> _GIVEN PROBLEM_: Gather every line holding the string "image".
· · ·
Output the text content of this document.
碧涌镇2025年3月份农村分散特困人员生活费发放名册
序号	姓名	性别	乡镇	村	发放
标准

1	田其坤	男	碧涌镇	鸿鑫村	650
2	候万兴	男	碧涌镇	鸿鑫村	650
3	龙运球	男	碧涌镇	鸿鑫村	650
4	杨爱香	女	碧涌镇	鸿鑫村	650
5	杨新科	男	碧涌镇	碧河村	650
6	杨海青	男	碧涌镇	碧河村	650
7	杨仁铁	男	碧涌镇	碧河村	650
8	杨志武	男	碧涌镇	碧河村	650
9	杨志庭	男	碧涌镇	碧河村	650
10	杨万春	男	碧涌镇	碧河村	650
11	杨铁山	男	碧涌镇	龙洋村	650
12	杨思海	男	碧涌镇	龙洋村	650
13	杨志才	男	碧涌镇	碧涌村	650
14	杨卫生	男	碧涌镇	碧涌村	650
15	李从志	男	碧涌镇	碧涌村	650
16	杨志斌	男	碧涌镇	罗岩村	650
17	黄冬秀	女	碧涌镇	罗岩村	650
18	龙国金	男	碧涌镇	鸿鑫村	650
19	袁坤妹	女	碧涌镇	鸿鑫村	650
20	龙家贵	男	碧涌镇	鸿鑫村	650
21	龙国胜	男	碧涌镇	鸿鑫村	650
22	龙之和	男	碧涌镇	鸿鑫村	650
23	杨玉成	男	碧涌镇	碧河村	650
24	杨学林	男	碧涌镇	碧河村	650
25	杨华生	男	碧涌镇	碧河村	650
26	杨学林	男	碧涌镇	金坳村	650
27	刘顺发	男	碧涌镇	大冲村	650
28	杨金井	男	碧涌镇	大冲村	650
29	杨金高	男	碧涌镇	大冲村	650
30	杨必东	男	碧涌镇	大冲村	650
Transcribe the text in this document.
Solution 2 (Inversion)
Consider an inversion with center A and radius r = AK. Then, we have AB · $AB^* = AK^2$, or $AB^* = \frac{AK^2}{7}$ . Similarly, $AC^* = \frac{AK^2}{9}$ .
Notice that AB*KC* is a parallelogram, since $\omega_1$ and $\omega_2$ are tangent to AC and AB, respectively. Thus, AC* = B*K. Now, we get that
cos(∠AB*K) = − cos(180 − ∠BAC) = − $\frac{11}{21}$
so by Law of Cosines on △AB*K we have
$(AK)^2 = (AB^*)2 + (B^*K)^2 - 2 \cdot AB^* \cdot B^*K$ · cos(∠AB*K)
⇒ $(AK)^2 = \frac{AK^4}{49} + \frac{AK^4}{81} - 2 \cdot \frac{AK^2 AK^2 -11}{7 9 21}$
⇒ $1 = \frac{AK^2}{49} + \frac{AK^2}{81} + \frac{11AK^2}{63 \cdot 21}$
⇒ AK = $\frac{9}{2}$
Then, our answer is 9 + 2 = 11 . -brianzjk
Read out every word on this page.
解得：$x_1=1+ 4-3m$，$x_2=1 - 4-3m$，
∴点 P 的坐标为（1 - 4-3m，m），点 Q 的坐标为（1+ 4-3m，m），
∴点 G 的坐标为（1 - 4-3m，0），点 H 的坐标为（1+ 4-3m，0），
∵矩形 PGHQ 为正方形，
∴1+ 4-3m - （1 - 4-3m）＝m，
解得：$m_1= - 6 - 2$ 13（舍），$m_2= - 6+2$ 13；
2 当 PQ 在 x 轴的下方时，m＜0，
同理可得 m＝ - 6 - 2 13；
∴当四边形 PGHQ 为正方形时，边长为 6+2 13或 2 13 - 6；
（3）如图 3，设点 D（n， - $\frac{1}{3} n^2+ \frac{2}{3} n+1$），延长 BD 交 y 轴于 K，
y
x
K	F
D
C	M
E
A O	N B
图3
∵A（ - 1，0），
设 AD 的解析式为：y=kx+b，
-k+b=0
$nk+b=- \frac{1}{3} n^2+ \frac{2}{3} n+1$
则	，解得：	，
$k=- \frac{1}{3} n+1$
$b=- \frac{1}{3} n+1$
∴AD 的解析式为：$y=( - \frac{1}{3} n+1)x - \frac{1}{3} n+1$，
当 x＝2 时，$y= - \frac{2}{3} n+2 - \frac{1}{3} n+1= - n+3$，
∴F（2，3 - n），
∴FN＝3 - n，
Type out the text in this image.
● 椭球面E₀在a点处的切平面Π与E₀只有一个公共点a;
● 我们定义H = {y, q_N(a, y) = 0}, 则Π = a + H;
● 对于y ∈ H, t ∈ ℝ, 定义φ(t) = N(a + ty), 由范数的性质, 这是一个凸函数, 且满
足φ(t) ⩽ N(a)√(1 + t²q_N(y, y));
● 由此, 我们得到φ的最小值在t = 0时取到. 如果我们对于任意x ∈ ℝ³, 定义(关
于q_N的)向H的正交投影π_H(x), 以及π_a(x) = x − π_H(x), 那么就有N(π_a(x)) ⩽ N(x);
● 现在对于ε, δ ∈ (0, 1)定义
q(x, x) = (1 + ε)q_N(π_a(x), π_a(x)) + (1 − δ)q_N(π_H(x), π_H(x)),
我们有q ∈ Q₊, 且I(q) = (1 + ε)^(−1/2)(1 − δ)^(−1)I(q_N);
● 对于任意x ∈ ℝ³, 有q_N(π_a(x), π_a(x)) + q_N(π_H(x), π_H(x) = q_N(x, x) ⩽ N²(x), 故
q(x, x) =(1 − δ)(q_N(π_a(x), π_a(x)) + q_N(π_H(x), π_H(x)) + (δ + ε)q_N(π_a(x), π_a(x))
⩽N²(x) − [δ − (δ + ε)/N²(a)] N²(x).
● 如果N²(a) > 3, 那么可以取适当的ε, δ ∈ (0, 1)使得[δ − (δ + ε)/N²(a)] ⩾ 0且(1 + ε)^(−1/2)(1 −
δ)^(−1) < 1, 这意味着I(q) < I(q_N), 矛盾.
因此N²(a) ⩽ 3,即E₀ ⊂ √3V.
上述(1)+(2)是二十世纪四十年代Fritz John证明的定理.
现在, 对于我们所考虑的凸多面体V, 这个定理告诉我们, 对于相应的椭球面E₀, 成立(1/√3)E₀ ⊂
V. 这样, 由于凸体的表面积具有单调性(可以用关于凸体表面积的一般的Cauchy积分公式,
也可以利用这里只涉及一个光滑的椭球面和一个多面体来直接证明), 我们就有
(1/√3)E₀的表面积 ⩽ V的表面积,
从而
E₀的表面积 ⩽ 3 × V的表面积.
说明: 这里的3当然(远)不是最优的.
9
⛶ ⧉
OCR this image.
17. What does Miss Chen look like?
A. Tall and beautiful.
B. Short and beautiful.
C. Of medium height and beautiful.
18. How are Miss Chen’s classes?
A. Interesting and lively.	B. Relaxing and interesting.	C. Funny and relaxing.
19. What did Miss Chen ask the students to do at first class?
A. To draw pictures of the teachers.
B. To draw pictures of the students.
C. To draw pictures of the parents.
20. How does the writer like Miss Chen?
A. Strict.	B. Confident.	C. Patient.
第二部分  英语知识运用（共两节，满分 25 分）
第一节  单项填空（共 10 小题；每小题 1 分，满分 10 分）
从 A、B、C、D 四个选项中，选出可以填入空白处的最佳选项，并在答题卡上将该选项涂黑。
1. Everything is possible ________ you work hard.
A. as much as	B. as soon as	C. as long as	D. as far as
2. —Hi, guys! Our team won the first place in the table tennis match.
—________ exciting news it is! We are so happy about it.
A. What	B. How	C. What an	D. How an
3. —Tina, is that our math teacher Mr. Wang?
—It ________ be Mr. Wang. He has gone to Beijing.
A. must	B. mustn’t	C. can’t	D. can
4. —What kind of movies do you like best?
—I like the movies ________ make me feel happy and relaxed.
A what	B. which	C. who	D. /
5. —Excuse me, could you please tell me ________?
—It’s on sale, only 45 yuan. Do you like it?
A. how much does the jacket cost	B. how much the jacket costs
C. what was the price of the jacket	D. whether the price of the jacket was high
· · ·
> _RESULT_:
Type out the text in this image.
OCR this image.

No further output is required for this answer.